#### RECORD SET
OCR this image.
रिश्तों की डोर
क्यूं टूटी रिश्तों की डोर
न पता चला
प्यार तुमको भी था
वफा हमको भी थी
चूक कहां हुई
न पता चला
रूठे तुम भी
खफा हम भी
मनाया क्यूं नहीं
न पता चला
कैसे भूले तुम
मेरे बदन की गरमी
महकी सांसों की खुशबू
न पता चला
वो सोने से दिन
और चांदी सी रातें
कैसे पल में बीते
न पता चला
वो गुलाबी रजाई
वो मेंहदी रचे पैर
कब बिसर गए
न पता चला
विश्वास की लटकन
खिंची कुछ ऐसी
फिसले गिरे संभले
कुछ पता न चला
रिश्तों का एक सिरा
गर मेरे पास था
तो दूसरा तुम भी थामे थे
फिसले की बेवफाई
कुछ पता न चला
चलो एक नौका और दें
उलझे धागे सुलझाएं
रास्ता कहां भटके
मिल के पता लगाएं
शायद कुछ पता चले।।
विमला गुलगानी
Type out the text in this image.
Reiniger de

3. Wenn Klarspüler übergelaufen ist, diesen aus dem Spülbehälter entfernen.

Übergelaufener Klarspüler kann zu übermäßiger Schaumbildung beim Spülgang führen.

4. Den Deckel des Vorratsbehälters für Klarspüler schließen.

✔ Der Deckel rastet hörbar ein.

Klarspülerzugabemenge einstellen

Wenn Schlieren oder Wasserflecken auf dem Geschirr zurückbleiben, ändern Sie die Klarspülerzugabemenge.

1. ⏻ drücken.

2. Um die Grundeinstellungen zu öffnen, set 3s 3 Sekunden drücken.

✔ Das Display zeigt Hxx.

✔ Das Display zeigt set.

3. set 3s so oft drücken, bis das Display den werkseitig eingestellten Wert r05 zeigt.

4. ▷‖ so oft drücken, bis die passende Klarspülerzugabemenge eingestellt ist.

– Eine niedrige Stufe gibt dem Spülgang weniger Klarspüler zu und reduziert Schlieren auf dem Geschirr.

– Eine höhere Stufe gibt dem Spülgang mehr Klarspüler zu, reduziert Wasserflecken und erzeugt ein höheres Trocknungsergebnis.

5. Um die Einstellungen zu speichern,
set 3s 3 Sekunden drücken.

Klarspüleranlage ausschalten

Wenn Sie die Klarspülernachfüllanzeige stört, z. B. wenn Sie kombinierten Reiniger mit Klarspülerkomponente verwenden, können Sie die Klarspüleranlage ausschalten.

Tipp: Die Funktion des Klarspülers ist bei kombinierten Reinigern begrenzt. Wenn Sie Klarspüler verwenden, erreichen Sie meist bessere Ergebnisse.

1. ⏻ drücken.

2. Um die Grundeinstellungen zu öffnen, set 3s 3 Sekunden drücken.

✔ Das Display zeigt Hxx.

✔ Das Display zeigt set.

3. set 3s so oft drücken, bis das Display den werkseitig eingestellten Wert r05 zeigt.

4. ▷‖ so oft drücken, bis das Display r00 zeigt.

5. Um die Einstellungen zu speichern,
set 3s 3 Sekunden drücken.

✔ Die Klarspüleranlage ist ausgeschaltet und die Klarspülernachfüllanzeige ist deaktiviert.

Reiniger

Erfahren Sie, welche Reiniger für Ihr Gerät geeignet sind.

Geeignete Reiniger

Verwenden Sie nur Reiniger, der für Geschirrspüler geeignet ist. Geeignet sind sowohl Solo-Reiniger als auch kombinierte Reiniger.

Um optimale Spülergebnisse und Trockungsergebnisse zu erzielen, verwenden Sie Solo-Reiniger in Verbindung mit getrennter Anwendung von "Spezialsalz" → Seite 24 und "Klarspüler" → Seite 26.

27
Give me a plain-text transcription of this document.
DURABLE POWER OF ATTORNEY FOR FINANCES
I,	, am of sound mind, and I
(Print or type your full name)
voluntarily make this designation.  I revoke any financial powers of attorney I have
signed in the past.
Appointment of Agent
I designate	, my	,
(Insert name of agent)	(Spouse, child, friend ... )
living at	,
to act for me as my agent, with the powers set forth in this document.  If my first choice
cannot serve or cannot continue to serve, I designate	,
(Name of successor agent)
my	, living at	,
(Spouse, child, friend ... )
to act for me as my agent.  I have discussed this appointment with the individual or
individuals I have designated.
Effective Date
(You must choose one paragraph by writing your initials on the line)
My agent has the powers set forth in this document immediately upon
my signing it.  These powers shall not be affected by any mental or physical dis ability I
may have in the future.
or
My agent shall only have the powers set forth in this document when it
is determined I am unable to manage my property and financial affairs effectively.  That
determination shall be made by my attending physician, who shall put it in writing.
########
◆ EXERCISE GOAL: Produce an exact copy of the whole listing.

◆ EXERCISE OUTPUT:
OCR this image.
रिश्तों की डोर
क्यूं टूटी रिश्तों की डोर
न पता चला
प्यार तुमको भी था
वफा हमको भी थी
चूक कहां हुई
न पता चला
रूठे तुम भी
खफा हम भी
मनाया क्यूं नहीं
न पता चला
कैसे भूले तुम
मेरे बदन की गरमी
महकी सांसों की खुशबू
न पता चला
वो सोने से दिन
और चांदी सी रातें
कैसे पल में बीते
न पता चला
वो गुलाबी रजाई
वो मेंहदी रचे पैर
कब बिसर गए
न पता चला
विश्वास की लटकन
खिंची कुछ ऐसी
फिसले गिरे संभले
कुछ पता न चला
रिश्तों का एक सिरा
गर मेरे पास था
तो दूसरा तुम भी थामे थे
फिसले की बेवफाई
कुछ पता न चला
चलो एक नौका और दें
उलझे धागे सुलझाएं
रास्ता कहां भटके
मिल के पता लगाएं
शायद कुछ पता चले।।
विमला गुलगानी
Type out the text in this image.
Reiniger de

3. Wenn Klarspüler übergelaufen ist, diesen aus dem Spülbehälter entfernen.

Übergelaufener Klarspüler kann zu übermäßiger Schaumbildung beim Spülgang führen.

4. Den Deckel des Vorratsbehälters für Klarspüler schließen.

✔ Der Deckel rastet hörbar ein.

Klarspülerzugabemenge einstellen

Wenn Schlieren oder Wasserflecken auf dem Geschirr zurückbleiben, ändern Sie die Klarspülerzugabemenge.

1. ⏻ drücken.

2. Um die Grundeinstellungen zu öffnen, set 3s 3 Sekunden drücken.

✔ Das Display zeigt Hxx.

✔ Das Display zeigt set.

3. set 3s so oft drücken, bis das Display den werkseitig eingestellten Wert r05 zeigt.

4. ▷‖ so oft drücken, bis die passende Klarspülerzugabemenge eingestellt ist.

– Eine niedrige Stufe gibt dem Spülgang weniger Klarspüler zu und reduziert Schlieren auf dem Geschirr.

– Eine höhere Stufe gibt dem Spülgang mehr Klarspüler zu, reduziert Wasserflecken und erzeugt ein höheres Trocknungsergebnis.

5. Um die Einstellungen zu speichern,
set 3s 3 Sekunden drücken.

Klarspüleranlage ausschalten

Wenn Sie die Klarspülernachfüllanzeige stört, z. B. wenn Sie kombinierten Reiniger mit Klarspülerkomponente verwenden, können Sie die Klarspüleranlage ausschalten.

Tipp: Die Funktion des Klarspülers ist bei kombinierten Reinigern begrenzt. Wenn Sie Klarspüler verwenden, erreichen Sie meist bessere Ergebnisse.

1. ⏻ drücken.

2. Um die Grundeinstellungen zu öffnen, set 3s 3 Sekunden drücken.

✔ Das Display zeigt Hxx.

✔ Das Display zeigt set.

3. set 3s so oft drücken, bis das Display den werkseitig eingestellten Wert r05 zeigt.

4. ▷‖ so oft drücken, bis das Display r00 zeigt.

5. Um die Einstellungen zu speichern,
set 3s 3 Sekunden drücken.

✔ Die Klarspüleranlage ist ausgeschaltet und die Klarspülernachfüllanzeige ist deaktiviert.

Reiniger

Erfahren Sie, welche Reiniger für Ihr Gerät geeignet sind.

Geeignete Reiniger

Verwenden Sie nur Reiniger, der für Geschirrspüler geeignet ist. Geeignet sind sowohl Solo-Reiniger als auch kombinierte Reiniger.

Um optimale Spülergebnisse und Trockungsergebnisse zu erzielen, verwenden Sie Solo-Reiniger in Verbindung mit getrennter Anwendung von "Spezialsalz" → Seite 24 und "Klarspüler" → Seite 26.

27
Give me a plain-text transcription of this document.
DURABLE POWER OF ATTORNEY FOR FINANCES
I,	, am of sound mind, and I
(Print or type your full name)
voluntarily make this designation.  I revoke any financial powers of attorney I have
signed in the past.
Appointment of Agent
I designate	, my	,
(Insert name of agent)	(Spouse, child, friend ... )
living at	,
to act for me as my agent, with the powers set forth in this document.  If my first choice
cannot serve or cannot continue to serve, I designate	,
(Name of successor agent)
my	, living at	,
(Spouse, child, friend ... )
to act for me as my agent.  I have discussed this appointment with the individual or
individuals I have designated.
Effective Date
(You must choose one paragraph by writing your initials on the line)
My agent has the powers set forth in this document immediately upon
my signing it.  These powers shall not be affected by any mental or physical dis ability I
may have in the future.
or
My agent shall only have the powers set forth in this document when it
is determined I am unable to manage my property and financial affairs effectively.  That
determination shall be made by my attending physician, who shall put it in writing.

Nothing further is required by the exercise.